+++ RECORDS TO USE +++
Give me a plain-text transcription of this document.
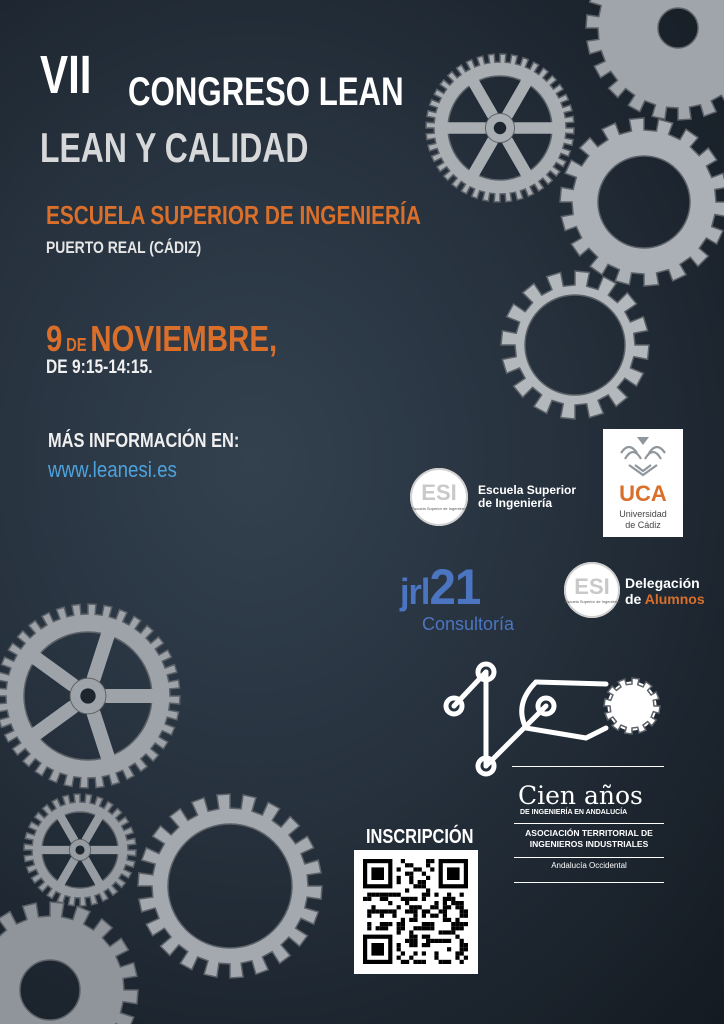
VII CONGRESO LEAN
LEAN Y CALIDAD
ESCUELA SUPERIOR DE INGENIERÍA
PUERTO REAL (CÁDIZ)
9 DE NOVIEMBRE,
DE 9:15-14:15.
MÁS INFORMACIÓN EN:
www.leanesi.es
ESI
Escuela Superior de Ingeniería
Escuela Superior de Ingeniería	UCA
Universidad de Cádiz
jrl21
Consultoría
ESI
Escuela Superior de Ingeniería
Delegación
de Alumnos
Cien años
DE INGENIERÍA EN ANDALUCÍA
ASOCIACIÓN TERRITORIAL DE INGENIEROS INDUSTRIALES
Andalucía Occidental
INSCRIPCIÓN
+++
**YOUR GOAL:** Write out the entries above verbatim; the pictures do not belong in your copy.

**FULL OUTPUT:**
Give me a plain-text transcription of this document.
VII CONGRESO LEAN
LEAN Y CALIDAD
ESCUELA SUPERIOR DE INGENIERÍA
PUERTO REAL (CÁDIZ)
9 DE NOVIEMBRE,
DE 9:15-14:15.
MÁS INFORMACIÓN EN:
www.leanesi.es
ESI
Escuela Superior de Ingeniería
Escuela Superior de Ingeniería	UCA
Universidad de Cádiz
jrl21
Consultoría
ESI
Escuela Superior de Ingeniería
Delegación
de Alumnos
Cien años
DE INGENIERÍA EN ANDALUCÍA
ASOCIACIÓN TERRITORIAL DE INGENIEROS INDUSTRIALES
Andalucía Occidental
INSCRIPCIÓN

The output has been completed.